**What to work on:** Copy each of the following items line for line, with no changes.

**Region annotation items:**
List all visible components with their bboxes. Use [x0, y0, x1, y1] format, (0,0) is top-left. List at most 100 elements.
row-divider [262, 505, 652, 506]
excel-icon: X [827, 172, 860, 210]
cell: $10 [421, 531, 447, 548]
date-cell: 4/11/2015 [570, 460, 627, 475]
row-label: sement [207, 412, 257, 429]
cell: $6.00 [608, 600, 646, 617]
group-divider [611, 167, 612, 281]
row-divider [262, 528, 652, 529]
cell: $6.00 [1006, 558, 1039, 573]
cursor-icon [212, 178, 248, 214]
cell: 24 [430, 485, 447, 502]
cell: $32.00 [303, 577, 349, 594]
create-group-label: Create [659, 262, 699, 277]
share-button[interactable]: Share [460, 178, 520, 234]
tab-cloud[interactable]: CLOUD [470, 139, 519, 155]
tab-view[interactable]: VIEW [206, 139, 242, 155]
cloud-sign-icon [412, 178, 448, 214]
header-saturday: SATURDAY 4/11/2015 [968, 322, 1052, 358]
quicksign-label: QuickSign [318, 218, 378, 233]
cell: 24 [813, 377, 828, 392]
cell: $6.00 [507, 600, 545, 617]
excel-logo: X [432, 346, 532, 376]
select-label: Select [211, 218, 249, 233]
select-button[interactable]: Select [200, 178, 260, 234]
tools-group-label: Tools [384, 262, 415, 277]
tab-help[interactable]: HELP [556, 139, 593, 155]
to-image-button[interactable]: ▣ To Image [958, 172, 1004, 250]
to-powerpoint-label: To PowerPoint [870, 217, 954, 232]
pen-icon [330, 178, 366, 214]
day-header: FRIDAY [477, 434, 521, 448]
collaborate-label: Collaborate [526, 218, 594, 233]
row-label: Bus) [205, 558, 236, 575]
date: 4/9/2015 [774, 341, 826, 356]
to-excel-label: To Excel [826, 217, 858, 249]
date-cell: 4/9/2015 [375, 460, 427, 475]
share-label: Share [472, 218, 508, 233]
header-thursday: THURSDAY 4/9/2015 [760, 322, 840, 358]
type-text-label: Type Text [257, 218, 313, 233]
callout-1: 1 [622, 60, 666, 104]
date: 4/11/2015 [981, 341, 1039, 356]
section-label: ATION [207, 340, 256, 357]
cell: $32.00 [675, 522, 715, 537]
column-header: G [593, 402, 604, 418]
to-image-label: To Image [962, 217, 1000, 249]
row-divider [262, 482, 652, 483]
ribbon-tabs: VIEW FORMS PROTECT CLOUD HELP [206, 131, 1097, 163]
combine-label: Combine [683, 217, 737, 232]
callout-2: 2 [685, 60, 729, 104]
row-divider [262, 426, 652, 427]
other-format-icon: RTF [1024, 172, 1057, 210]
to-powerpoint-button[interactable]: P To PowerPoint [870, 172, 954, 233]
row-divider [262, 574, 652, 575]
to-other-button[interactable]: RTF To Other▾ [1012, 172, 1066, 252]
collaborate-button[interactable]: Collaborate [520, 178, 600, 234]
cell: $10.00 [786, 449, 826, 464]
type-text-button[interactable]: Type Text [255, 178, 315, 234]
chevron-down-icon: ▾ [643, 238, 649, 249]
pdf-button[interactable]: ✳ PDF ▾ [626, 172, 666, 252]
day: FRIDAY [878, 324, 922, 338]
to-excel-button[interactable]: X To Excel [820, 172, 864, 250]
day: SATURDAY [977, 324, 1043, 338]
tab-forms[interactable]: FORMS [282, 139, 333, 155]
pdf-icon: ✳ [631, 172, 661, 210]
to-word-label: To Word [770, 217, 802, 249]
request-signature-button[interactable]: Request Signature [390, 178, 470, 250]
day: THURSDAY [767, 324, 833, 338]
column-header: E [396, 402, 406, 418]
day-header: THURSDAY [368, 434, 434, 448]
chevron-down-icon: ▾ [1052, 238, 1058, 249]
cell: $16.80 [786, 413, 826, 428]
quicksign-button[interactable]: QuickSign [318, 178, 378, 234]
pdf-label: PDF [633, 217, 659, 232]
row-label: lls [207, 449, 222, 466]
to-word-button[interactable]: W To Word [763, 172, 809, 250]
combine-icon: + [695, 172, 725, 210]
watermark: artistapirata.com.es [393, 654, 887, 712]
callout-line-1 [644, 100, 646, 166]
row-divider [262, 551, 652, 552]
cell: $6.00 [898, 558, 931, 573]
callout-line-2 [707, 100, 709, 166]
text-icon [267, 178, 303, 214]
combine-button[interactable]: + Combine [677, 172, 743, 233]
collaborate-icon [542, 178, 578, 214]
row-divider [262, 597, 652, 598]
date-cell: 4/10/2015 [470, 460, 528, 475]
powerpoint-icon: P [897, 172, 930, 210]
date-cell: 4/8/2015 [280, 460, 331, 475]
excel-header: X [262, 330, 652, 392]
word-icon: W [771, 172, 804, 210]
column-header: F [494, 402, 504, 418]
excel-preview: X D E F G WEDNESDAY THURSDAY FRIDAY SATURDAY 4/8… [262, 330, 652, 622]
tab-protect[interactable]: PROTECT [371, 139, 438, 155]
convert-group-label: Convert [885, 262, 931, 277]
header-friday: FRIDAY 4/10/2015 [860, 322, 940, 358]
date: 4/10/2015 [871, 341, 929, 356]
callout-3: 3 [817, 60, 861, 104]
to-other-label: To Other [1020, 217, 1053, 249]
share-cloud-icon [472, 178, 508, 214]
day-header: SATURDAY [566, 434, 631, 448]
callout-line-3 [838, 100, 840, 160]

**Result for this task:**
List all visible components with their bboxes. Use [x0, y0, x1, y1] format, (0,0) is top-left. List at most 100 elements.
row-divider [262, 505, 652, 506]
excel-icon: X [827, 172, 860, 210]
cell: $10 [421, 531, 447, 548]
date-cell: 4/11/2015 [570, 460, 627, 475]
row-label: sement [207, 412, 257, 429]
cell: $6.00 [608, 600, 646, 617]
group-divider [611, 167, 612, 281]
row-divider [262, 528, 652, 529]
cell: $6.00 [1006, 558, 1039, 573]
cursor-icon [212, 178, 248, 214]
cell: 24 [430, 485, 447, 502]
cell: $32.00 [303, 577, 349, 594]
create-group-label: Create [659, 262, 699, 277]
share-button[interactable]: Share [460, 178, 520, 234]
tab-cloud[interactable]: CLOUD [470, 139, 519, 155]
tab-view[interactable]: VIEW [206, 139, 242, 155]
cloud-sign-icon [412, 178, 448, 214]
header-saturday: SATURDAY 4/11/2015 [968, 322, 1052, 358]
quicksign-label: QuickSign [318, 218, 378, 233]
cell: 24 [813, 377, 828, 392]
cell: $6.00 [507, 600, 545, 617]
excel-logo: X [432, 346, 532, 376]
select-label: Select [211, 218, 249, 233]
select-button[interactable]: Select [200, 178, 260, 234]
tools-group-label: Tools [384, 262, 415, 277]
tab-help[interactable]: HELP [556, 139, 593, 155]
to-image-button[interactable]: ▣ To Image [958, 172, 1004, 250]
to-powerpoint-label: To PowerPoint [870, 217, 954, 232]
pen-icon [330, 178, 366, 214]
day-header: FRIDAY [477, 434, 521, 448]
collaborate-label: Collaborate [526, 218, 594, 233]
row-label: Bus) [205, 558, 236, 575]
date: 4/9/2015 [774, 341, 826, 356]
to-excel-label: To Excel [826, 217, 858, 249]
date-cell: 4/9/2015 [375, 460, 427, 475]
share-label: Share [472, 218, 508, 233]
header-thursday: THURSDAY 4/9/2015 [760, 322, 840, 358]
type-text-label: Type Text [257, 218, 313, 233]
callout-1: 1 [622, 60, 666, 104]
date: 4/11/2015 [981, 341, 1039, 356]
section-label: ATION [207, 340, 256, 357]
cell: $32.00 [675, 522, 715, 537]
column-header: G [593, 402, 604, 418]
to-image-label: To Image [962, 217, 1000, 249]
row-divider [262, 482, 652, 483]
ribbon-tabs: VIEW FORMS PROTECT CLOUD HELP [206, 131, 1097, 163]
combine-label: Combine [683, 217, 737, 232]
callout-2: 2 [685, 60, 729, 104]
row-divider [262, 426, 652, 427]
other-format-icon: RTF [1024, 172, 1057, 210]
to-powerpoint-button[interactable]: P To PowerPoint [870, 172, 954, 233]
row-divider [262, 574, 652, 575]
to-other-button[interactable]: RTF To Other▾ [1012, 172, 1066, 252]
collaborate-button[interactable]: Collaborate [520, 178, 600, 234]
cell: $10.00 [786, 449, 826, 464]
type-text-button[interactable]: Type Text [255, 178, 315, 234]
chevron-down-icon: ▾ [643, 238, 649, 249]
pdf-button[interactable]: ✳ PDF ▾ [626, 172, 666, 252]
day: FRIDAY [878, 324, 922, 338]
to-excel-button[interactable]: X To Excel [820, 172, 864, 250]
day: SATURDAY [977, 324, 1043, 338]
tab-forms[interactable]: FORMS [282, 139, 333, 155]
pdf-icon: ✳ [631, 172, 661, 210]
to-word-label: To Word [770, 217, 802, 249]
request-signature-button[interactable]: Request Signature [390, 178, 470, 250]
day: THURSDAY [767, 324, 833, 338]
column-header: E [396, 402, 406, 418]
day-header: THURSDAY [368, 434, 434, 448]
chevron-down-icon: ▾ [1052, 238, 1058, 249]
cell: $16.80 [786, 413, 826, 428]
quicksign-button[interactable]: QuickSign [318, 178, 378, 234]
pdf-label: PDF [633, 217, 659, 232]
row-label: lls [207, 449, 222, 466]
to-word-button[interactable]: W To Word [763, 172, 809, 250]
combine-icon: + [695, 172, 725, 210]
watermark: artistapirata.com.es [393, 654, 887, 712]
callout-line-1 [644, 100, 646, 166]
row-divider [262, 551, 652, 552]
cell: $6.00 [898, 558, 931, 573]
callout-line-2 [707, 100, 709, 166]
text-icon [267, 178, 303, 214]
combine-button[interactable]: + Combine [677, 172, 743, 233]
collaborate-icon [542, 178, 578, 214]
row-divider [262, 597, 652, 598]
date-cell: 4/10/2015 [470, 460, 528, 475]
powerpoint-icon: P [897, 172, 930, 210]
date-cell: 4/8/2015 [280, 460, 331, 475]
excel-header: X [262, 330, 652, 392]
word-icon: W [771, 172, 804, 210]
column-header: F [494, 402, 504, 418]
excel-preview: X D E F G WEDNESDAY THURSDAY FRIDAY SATURDAY 4/8… [262, 330, 652, 622]
tab-protect[interactable]: PROTECT [371, 139, 438, 155]
convert-group-label: Convert [885, 262, 931, 277]
header-friday: FRIDAY 4/10/2015 [860, 322, 940, 358]
date: 4/10/2015 [871, 341, 929, 356]
callout-3: 3 [817, 60, 861, 104]
to-other-label: To Other [1020, 217, 1053, 249]
share-cloud-icon [472, 178, 508, 214]
day-header: SATURDAY [566, 434, 631, 448]
callout-line-3 [838, 100, 840, 160]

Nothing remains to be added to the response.